### Problem details
Arrange everything from the line containing "Patent image size: (1130, 721)." down to the line containing "In FIG. 1C, the outer" as a JSON list of strings, with one string per line and blank lines left out.
== Extracted information ==
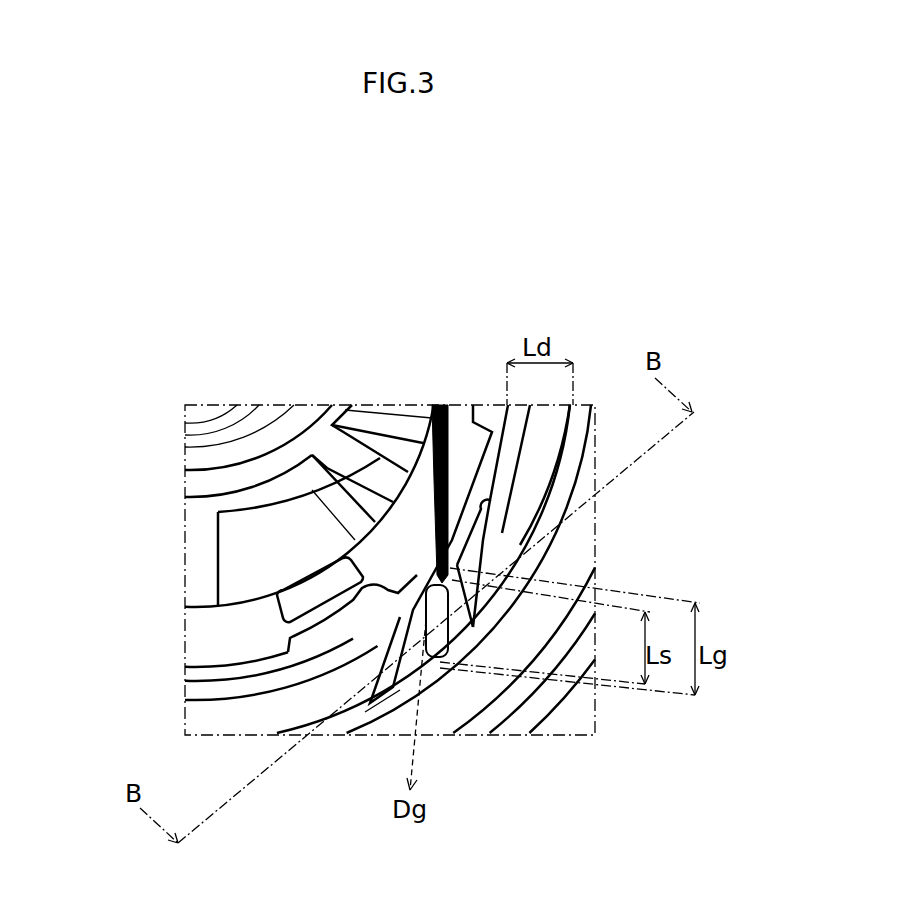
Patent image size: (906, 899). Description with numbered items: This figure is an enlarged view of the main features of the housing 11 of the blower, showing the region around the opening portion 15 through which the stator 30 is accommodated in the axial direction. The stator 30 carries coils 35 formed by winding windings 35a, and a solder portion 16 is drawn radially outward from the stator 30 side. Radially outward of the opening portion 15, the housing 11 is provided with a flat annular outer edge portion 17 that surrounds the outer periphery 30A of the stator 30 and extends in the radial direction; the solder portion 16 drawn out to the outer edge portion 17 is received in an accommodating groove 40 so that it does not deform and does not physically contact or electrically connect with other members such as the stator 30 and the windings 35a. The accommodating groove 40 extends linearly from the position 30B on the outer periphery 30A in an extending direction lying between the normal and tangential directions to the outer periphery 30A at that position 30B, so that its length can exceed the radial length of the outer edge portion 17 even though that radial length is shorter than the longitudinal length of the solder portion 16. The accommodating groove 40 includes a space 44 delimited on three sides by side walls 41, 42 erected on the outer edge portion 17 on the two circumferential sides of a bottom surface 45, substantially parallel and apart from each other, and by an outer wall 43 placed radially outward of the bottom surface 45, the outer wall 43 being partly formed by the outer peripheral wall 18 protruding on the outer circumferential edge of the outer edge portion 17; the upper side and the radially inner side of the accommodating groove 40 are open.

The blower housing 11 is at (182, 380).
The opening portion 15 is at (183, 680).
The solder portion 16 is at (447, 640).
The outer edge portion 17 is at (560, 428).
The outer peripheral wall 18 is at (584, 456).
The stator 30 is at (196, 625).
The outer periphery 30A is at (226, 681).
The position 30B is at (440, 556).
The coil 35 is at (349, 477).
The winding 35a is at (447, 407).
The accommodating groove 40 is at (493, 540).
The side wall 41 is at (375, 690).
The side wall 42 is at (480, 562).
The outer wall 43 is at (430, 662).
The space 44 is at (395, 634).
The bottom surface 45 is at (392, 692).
===
== Extracted information ==
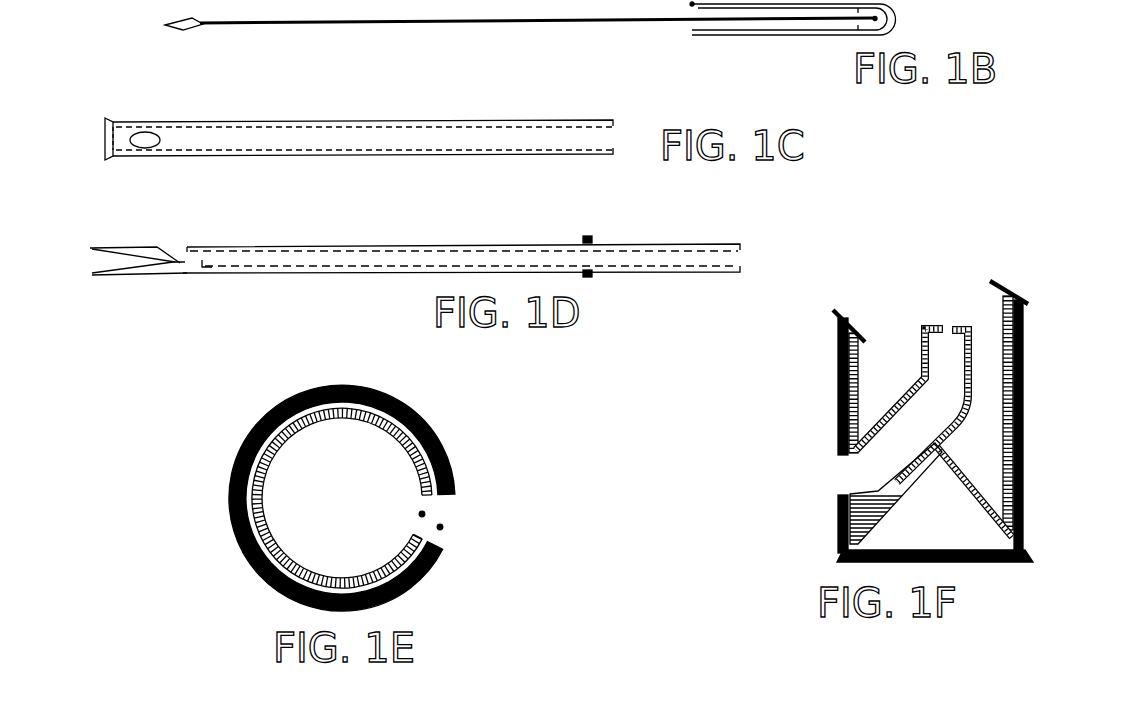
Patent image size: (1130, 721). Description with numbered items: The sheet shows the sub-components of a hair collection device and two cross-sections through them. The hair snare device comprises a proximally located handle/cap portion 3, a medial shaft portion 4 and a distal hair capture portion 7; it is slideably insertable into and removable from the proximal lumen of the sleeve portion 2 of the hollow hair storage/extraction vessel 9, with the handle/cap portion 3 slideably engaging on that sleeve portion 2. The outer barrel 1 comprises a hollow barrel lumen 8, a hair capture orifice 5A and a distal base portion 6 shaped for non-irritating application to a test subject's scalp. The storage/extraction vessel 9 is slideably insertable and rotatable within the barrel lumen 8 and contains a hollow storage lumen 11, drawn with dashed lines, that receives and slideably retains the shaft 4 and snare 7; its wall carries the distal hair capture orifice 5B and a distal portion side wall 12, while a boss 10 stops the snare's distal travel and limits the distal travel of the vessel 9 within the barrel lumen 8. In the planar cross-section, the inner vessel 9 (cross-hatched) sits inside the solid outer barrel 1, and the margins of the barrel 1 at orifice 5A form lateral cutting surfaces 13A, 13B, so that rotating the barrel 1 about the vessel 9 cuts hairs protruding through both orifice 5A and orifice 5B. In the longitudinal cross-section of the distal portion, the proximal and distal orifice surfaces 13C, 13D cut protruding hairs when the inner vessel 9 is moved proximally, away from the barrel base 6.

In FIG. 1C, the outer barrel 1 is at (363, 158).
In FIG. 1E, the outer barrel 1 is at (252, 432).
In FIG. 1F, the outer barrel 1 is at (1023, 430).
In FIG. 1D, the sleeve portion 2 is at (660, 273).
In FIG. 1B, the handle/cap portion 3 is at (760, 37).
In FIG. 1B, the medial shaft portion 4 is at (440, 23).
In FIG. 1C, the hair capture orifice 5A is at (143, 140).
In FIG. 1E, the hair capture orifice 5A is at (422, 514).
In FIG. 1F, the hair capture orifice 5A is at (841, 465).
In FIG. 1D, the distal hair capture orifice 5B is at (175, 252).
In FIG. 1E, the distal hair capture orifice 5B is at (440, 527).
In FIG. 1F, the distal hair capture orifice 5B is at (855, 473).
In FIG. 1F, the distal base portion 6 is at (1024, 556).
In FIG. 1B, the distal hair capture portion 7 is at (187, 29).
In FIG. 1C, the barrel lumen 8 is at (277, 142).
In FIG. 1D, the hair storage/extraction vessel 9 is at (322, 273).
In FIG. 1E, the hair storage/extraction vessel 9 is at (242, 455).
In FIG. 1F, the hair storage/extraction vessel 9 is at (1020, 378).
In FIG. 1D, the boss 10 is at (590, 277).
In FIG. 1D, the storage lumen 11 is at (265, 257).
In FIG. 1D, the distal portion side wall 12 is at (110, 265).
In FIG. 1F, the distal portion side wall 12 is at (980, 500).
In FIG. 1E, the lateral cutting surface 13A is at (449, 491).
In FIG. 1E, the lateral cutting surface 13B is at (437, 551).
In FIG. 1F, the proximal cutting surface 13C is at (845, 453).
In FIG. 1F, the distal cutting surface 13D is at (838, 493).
===
### Response to the task
[
  "Patent image size: (1130, 721). Description with numbered items: The sheet shows the sub-components of a hair collection device and two cross-sections through them. The hair snare device comprises a proximally located handle/cap portion 3, a medial shaft portion 4 and a distal hair capture portion 7; it is slideably insertable into and removable from the proximal lumen of the sleeve portion 2 of the hollow hair storage/extraction vessel 9, with the handle/cap portion 3 slideably engaging on that sleeve portion 2. The outer barrel 1 comprises a hollow barrel lumen 8, a hair capture orifice 5A and a distal base portion 6 shaped for non-irritating application to a test subject's scalp. The storage/extraction vessel 9 is slideably insertable and rotatable within the barrel lumen 8 and contains a hollow storage lumen 11, drawn with dashed lines, that receives and slideably retains the shaft 4 and snare 7; its wall carries the distal hair capture orifice 5B and a distal portion side wall 12, while a boss 10 stops the snare's distal travel and limits the distal travel of the vessel 9 within the barrel lumen 8. In the planar cross-section, the inner vessel 9 (cross-hatched) sits inside the solid outer barrel 1, and the margins of the barrel 1 at orifice 5A form lateral cutting surfaces 13A, 13B, so that rotating the barrel 1 about the vessel 9 cuts hairs protruding through both orifice 5A and orifice 5B. In the longitudinal cross-section of the distal portion, the proximal and distal orifice surfaces 13C, 13D cut protruding hairs when the inner vessel 9 is moved proximally, away from the barrel base 6.",
  "In FIG. 1C, the outer barrel 1 is at (363, 158)."
]